(Figure data in JSON):
———

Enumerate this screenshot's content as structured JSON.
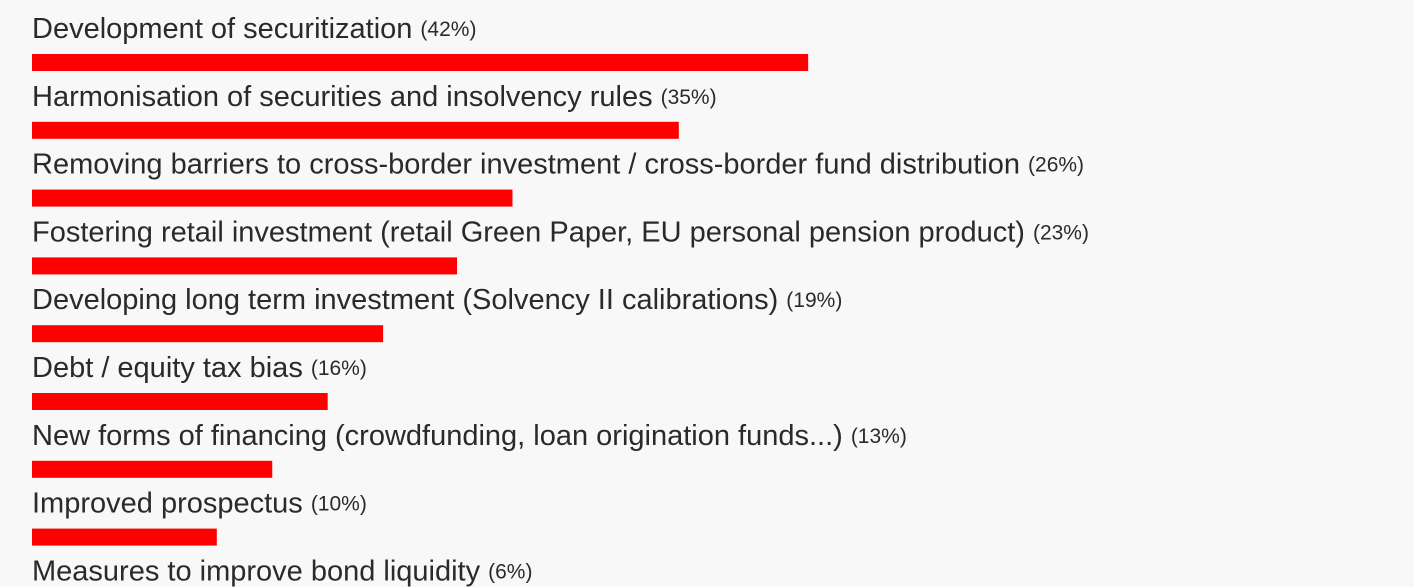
{
  "chart_data": {
    "type": "bar",
    "categories": [
      "Development of securitization",
      "Harmonisation of securities and insolvency rules",
      "Removing barriers to cross-border investment / cross-border fund distribution",
      "Fostering retail investment (retail Green Paper, EU personal pension product)",
      "Developing long term investment (Solvency II calibrations)",
      "Debt / equity tax bias",
      "New forms of financing (crowdfunding, loan origination funds...)",
      "Improved prospectus",
      "Measures to improve bond liquidity"
    ],
    "values": [
      42,
      35,
      26,
      23,
      19,
      16,
      13,
      10,
      6
    ],
    "value_labels": [
      "(42%)",
      "(35%)",
      "(26%)",
      "(23%)",
      "(19%)",
      "(16%)",
      "(13%)",
      "(10%)",
      "(6%)"
    ],
    "color": "#ff0000"
  }
}
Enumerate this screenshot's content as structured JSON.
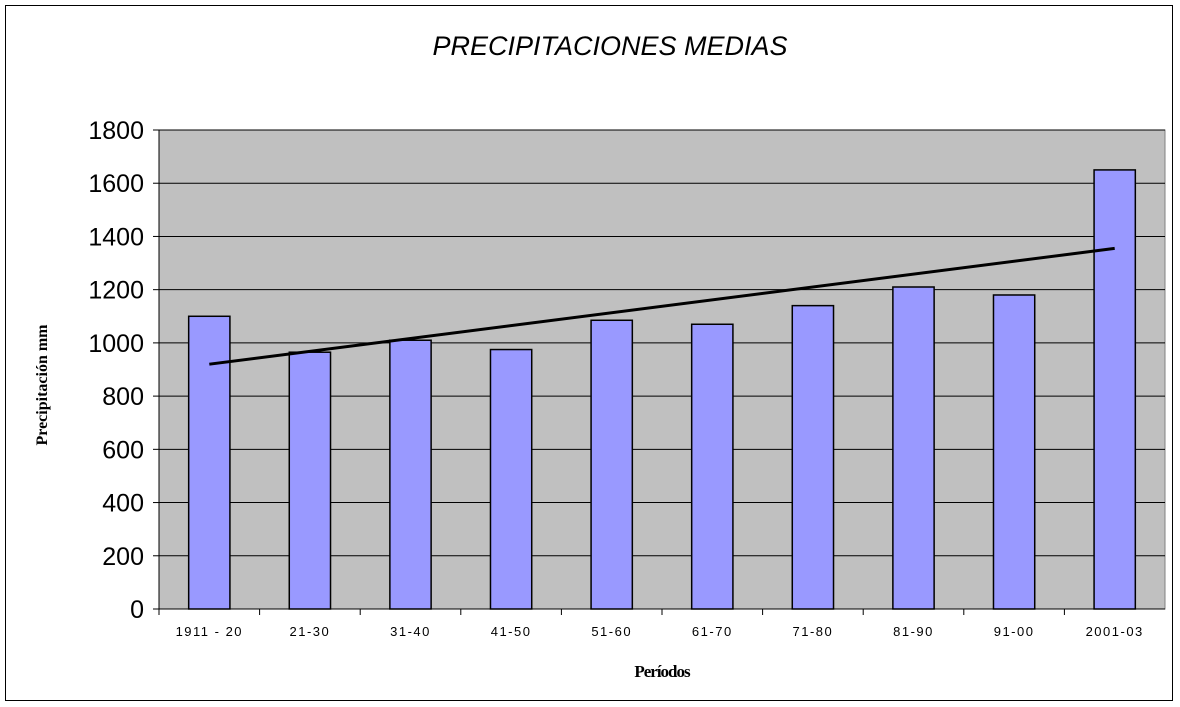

———

(EXERCISE TASK):
Extract all the entries word for word; omit any pictures.

(COMPLETED TASK):
Enumerate this screenshot's content as structured JSON.
{
  "chart_data": {
    "type": "bar",
    "categories": [
      "Development of securitization",
      "Harmonisation of securities and insolvency rules",
      "Removing barriers to cross-border investment / cross-border fund distribution",
      "Fostering retail investment (retail Green Paper, EU personal pension product)",
      "Developing long term investment (Solvency II calibrations)",
      "Debt / equity tax bias",
      "New forms of financing (crowdfunding, loan origination funds...)",
      "Improved prospectus",
      "Measures to improve bond liquidity"
    ],
    "values": [
      42,
      35,
      26,
      23,
      19,
      16,
      13,
      10,
      6
    ],
    "value_labels": [
      "(42%)",
      "(35%)",
      "(26%)",
      "(23%)",
      "(19%)",
      "(16%)",
      "(13%)",
      "(10%)",
      "(6%)"
    ],
    "color": "#ff0000"
  }
}
Enumerate this screenshot's content as structured JSON.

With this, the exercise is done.